(PROBLEM DESCRIPTION): Reproduce the records below in full and word for word, excluding pictures.

(EXTRACTED DATA):
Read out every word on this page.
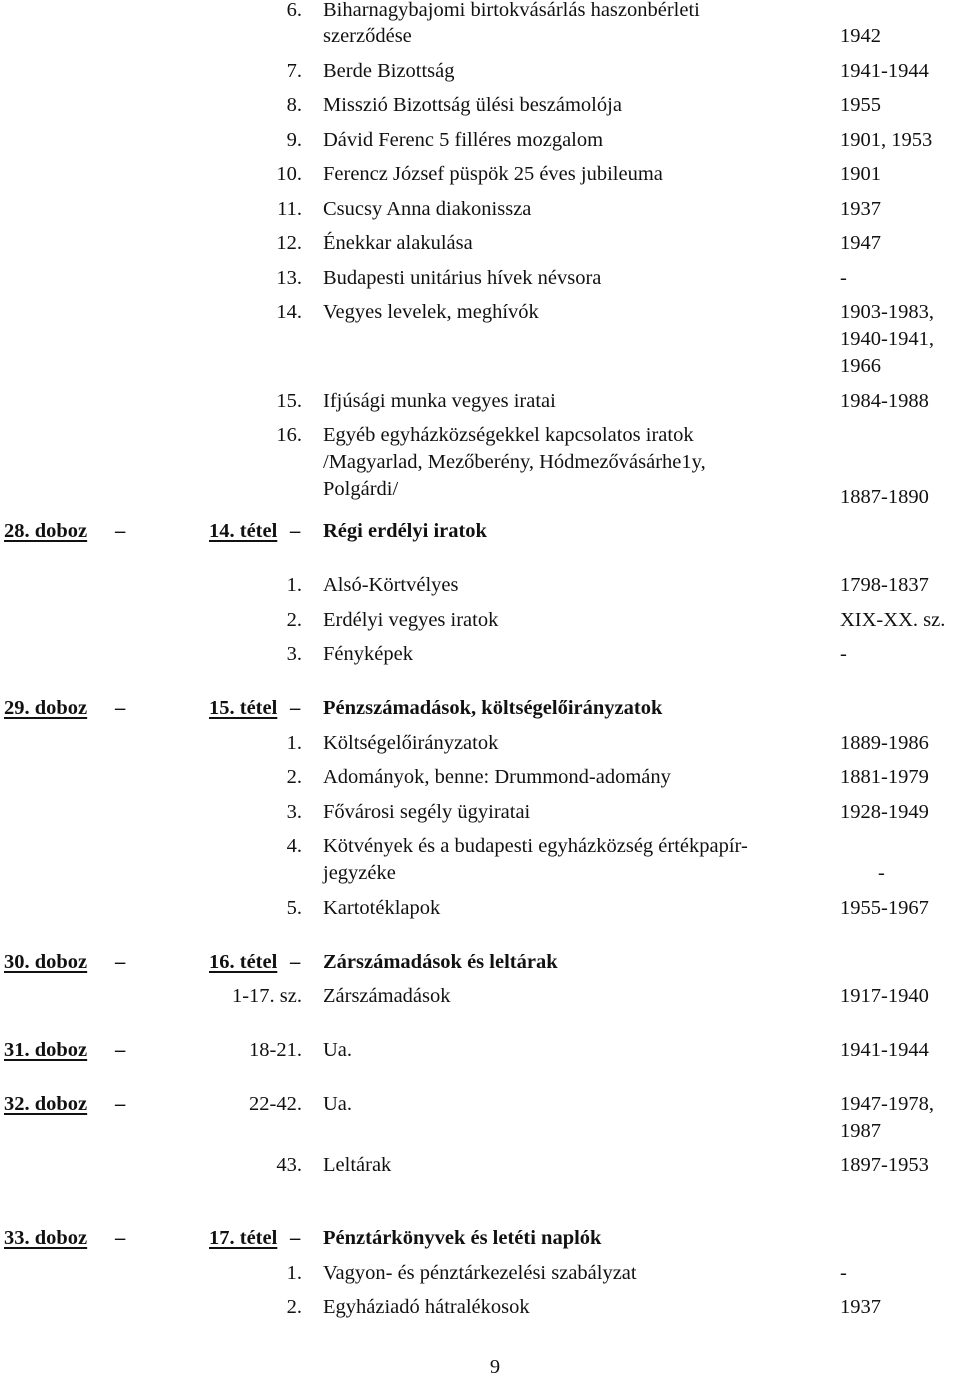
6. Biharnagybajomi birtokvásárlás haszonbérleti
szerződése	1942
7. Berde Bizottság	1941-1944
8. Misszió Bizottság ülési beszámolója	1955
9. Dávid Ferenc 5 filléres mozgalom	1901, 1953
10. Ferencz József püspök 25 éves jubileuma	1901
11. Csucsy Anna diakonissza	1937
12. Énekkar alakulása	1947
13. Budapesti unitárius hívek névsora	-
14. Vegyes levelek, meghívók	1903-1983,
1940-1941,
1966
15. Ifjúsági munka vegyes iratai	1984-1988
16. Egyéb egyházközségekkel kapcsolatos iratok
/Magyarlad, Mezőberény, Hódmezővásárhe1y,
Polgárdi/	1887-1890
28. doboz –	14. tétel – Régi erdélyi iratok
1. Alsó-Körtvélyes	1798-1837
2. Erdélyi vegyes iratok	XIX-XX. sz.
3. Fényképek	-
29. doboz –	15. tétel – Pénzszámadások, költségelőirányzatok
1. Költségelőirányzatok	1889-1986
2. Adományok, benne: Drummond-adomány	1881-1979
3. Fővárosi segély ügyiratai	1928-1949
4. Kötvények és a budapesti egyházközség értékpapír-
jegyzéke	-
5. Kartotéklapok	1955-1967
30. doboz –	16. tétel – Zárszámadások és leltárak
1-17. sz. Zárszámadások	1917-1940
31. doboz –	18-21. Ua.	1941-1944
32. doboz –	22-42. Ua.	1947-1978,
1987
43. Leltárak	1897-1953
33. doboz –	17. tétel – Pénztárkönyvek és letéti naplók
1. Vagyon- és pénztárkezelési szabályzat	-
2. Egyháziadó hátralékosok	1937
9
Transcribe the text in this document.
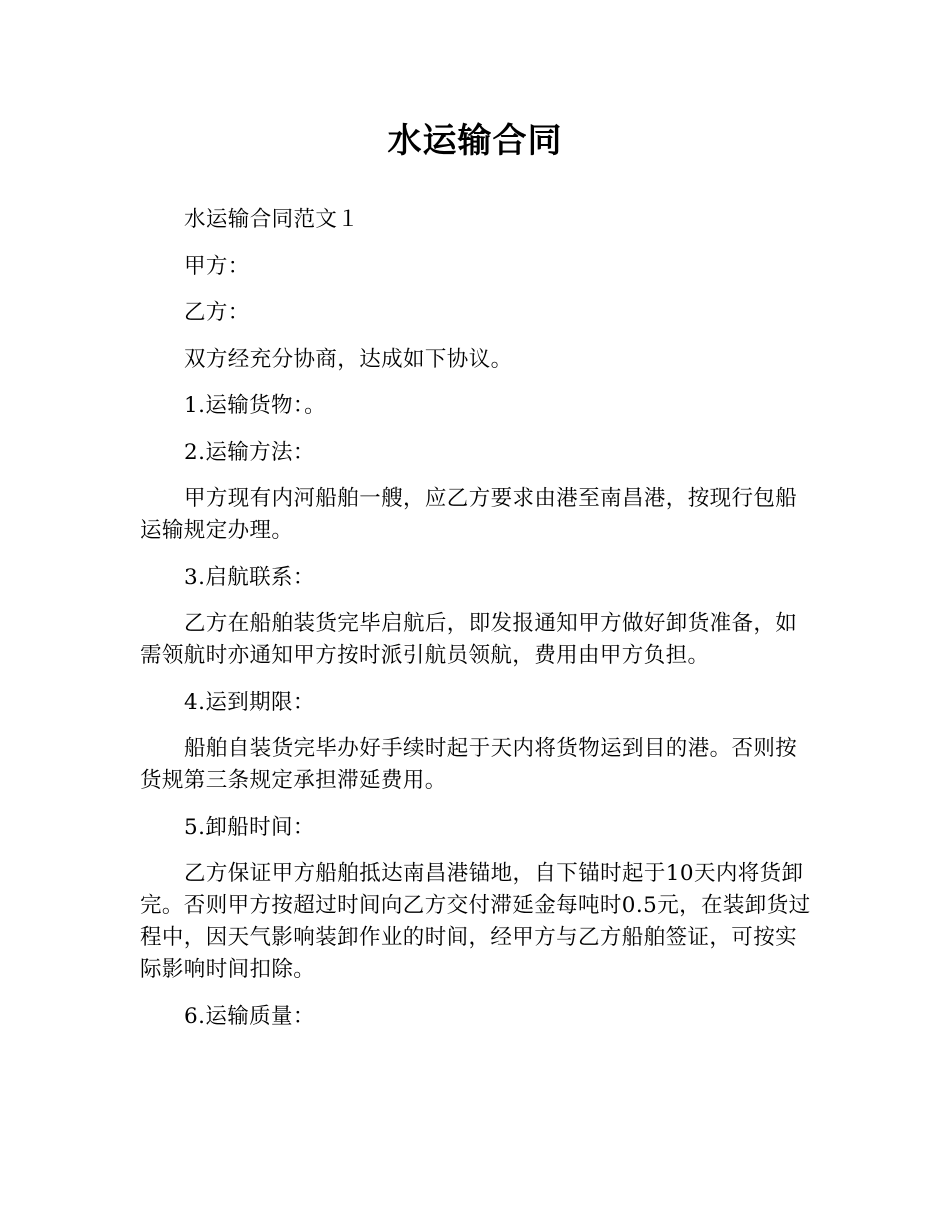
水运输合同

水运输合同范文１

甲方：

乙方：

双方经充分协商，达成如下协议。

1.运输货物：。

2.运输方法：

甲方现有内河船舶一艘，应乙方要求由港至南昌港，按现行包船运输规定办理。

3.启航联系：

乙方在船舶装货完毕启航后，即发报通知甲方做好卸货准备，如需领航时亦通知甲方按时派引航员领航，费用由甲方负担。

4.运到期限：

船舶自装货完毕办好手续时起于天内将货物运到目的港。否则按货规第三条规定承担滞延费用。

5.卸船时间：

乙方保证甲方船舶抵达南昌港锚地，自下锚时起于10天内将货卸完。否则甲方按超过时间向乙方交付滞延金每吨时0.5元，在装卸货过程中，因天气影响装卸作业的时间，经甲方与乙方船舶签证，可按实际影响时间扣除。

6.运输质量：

(TASK OUTPUT):
Read out every word on this page.
6. Biharnagybajomi birtokvásárlás haszonbérleti
szerződése	1942
7. Berde Bizottság	1941-1944
8. Misszió Bizottság ülési beszámolója	1955
9. Dávid Ferenc 5 filléres mozgalom	1901, 1953
10. Ferencz József püspök 25 éves jubileuma	1901
11. Csucsy Anna diakonissza	1937
12. Énekkar alakulása	1947
13. Budapesti unitárius hívek névsora	-
14. Vegyes levelek, meghívók	1903-1983,
1940-1941,
1966
15. Ifjúsági munka vegyes iratai	1984-1988
16. Egyéb egyházközségekkel kapcsolatos iratok
/Magyarlad, Mezőberény, Hódmezővásárhe1y,
Polgárdi/	1887-1890
28. doboz –	14. tétel – Régi erdélyi iratok
1. Alsó-Körtvélyes	1798-1837
2. Erdélyi vegyes iratok	XIX-XX. sz.
3. Fényképek	-
29. doboz –	15. tétel – Pénzszámadások, költségelőirányzatok
1. Költségelőirányzatok	1889-1986
2. Adományok, benne: Drummond-adomány	1881-1979
3. Fővárosi segély ügyiratai	1928-1949
4. Kötvények és a budapesti egyházközség értékpapír-
jegyzéke	-
5. Kartotéklapok	1955-1967
30. doboz –	16. tétel – Zárszámadások és leltárak
1-17. sz. Zárszámadások	1917-1940
31. doboz –	18-21. Ua.	1941-1944
32. doboz –	22-42. Ua.	1947-1978,
1987
43. Leltárak	1897-1953
33. doboz –	17. tétel – Pénztárkönyvek és letéti naplók
1. Vagyon- és pénztárkezelési szabályzat	-
2. Egyháziadó hátralékosok	1937
9
Transcribe the text in this document.
水运输合同

水运输合同范文１

甲方：

乙方：

双方经充分协商，达成如下协议。

1.运输货物：。

2.运输方法：

甲方现有内河船舶一艘，应乙方要求由港至南昌港，按现行包船运输规定办理。

3.启航联系：

乙方在船舶装货完毕启航后，即发报通知甲方做好卸货准备，如需领航时亦通知甲方按时派引航员领航，费用由甲方负担。

4.运到期限：

船舶自装货完毕办好手续时起于天内将货物运到目的港。否则按货规第三条规定承担滞延费用。

5.卸船时间：

乙方保证甲方船舶抵达南昌港锚地，自下锚时起于10天内将货卸完。否则甲方按超过时间向乙方交付滞延金每吨时0.5元，在装卸货过程中，因天气影响装卸作业的时间，经甲方与乙方船舶签证，可按实际影响时间扣除。

6.运输质量：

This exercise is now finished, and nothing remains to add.